§ Directions: Reproduce exactly, with no other output, every line of the data below from the line containing "Extract the structured" to the end, inclusive.

§ Record list:
━━━━

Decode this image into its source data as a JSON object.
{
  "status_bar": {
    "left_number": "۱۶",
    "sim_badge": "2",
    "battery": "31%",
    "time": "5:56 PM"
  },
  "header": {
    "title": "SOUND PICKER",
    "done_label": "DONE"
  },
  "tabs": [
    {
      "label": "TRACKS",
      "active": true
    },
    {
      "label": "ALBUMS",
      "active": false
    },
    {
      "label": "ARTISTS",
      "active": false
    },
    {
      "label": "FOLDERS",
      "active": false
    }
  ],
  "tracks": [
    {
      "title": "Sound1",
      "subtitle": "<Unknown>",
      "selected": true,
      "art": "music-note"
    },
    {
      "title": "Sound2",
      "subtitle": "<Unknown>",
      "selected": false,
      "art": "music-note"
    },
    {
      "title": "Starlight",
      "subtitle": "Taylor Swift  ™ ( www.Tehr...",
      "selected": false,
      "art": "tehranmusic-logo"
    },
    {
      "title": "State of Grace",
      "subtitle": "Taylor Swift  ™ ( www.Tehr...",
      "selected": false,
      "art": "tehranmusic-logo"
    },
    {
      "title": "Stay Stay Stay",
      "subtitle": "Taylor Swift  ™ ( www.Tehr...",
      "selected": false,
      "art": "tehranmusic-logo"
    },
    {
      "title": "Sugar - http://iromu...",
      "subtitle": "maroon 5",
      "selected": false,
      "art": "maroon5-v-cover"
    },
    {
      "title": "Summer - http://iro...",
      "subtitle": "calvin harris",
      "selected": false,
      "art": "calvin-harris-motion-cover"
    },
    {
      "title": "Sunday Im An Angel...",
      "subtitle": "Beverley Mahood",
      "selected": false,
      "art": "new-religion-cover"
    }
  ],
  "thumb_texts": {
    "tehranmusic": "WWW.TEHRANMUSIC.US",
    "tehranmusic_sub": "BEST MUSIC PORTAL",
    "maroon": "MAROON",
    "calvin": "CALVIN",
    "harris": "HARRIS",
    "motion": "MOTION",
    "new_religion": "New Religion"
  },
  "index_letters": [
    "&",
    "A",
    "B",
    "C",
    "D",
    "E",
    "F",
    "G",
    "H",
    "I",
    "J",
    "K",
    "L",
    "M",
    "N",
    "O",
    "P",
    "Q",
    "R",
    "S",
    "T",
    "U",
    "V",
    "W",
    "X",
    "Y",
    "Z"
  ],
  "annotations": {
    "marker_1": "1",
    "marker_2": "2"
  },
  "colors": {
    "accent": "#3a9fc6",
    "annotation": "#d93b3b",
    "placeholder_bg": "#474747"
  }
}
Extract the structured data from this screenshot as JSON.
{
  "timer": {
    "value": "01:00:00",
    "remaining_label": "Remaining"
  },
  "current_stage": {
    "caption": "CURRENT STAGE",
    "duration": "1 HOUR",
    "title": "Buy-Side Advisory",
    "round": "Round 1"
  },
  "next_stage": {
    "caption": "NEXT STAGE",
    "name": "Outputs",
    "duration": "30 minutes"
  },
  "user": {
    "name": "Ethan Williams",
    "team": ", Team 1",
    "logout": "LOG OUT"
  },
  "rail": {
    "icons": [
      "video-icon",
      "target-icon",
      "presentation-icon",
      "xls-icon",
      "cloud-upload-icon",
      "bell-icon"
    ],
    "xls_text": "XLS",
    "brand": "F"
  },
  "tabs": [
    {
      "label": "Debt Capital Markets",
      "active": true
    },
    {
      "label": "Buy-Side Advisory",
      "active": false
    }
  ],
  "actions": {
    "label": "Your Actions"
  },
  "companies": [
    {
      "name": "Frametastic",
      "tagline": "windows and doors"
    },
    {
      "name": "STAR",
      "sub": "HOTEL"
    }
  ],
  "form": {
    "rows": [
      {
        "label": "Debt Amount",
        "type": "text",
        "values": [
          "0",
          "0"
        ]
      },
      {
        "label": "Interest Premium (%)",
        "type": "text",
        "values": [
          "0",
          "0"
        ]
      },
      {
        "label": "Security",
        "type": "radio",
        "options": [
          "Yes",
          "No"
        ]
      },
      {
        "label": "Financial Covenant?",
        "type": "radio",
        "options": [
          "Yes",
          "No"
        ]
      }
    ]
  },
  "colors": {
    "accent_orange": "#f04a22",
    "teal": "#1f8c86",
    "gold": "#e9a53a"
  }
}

━━━━

§ Answer to this problem:
Extract the structured data from this screenshot as JSON.
{
  "timer": {
    "value": "01:00:00",
    "remaining_label": "Remaining"
  },
  "current_stage": {
    "caption": "CURRENT STAGE",
    "duration": "1 HOUR",
    "title": "Buy-Side Advisory",
    "round": "Round 1"
  },
  "next_stage": {
    "caption": "NEXT STAGE",
    "name": "Outputs",
    "duration": "30 minutes"
  },
  "user": {
    "name": "Ethan Williams",
    "team": ", Team 1",
    "logout": "LOG OUT"
  },
  "rail": {
    "icons": [
      "video-icon",
      "target-icon",
      "presentation-icon",
      "xls-icon",
      "cloud-upload-icon",
      "bell-icon"
    ],
    "xls_text": "XLS",
    "brand": "F"
  },
  "tabs": [
    {
      "label": "Debt Capital Markets",
      "active": true
    },
    {
      "label": "Buy-Side Advisory",
      "active": false
    }
  ],
  "actions": {
    "label": "Your Actions"
  },
  "companies": [
    {
      "name": "Frametastic",
      "tagline": "windows and doors"
    },
    {
      "name": "STAR",
      "sub": "HOTEL"
    }
  ],
  "form": {
    "rows": [
      {
        "label": "Debt Amount",
        "type": "text",
        "values": [
          "0",
          "0"
        ]
      },
      {
        "label": "Interest Premium (%)",
        "type": "text",
        "values": [
          "0",
          "0"
        ]
      },
      {
        "label": "Security",
        "type": "radio",
        "options": [
          "Yes",
          "No"
        ]
      },
      {
        "label": "Financial Covenant?",
        "type": "radio",
        "options": [
          "Yes",
          "No"
        ]
      }
    ]
  },
  "colors": {
    "accent_orange": "#f04a22",
    "teal": "#1f8c86",
    "gold": "#e9a53a"
  }
}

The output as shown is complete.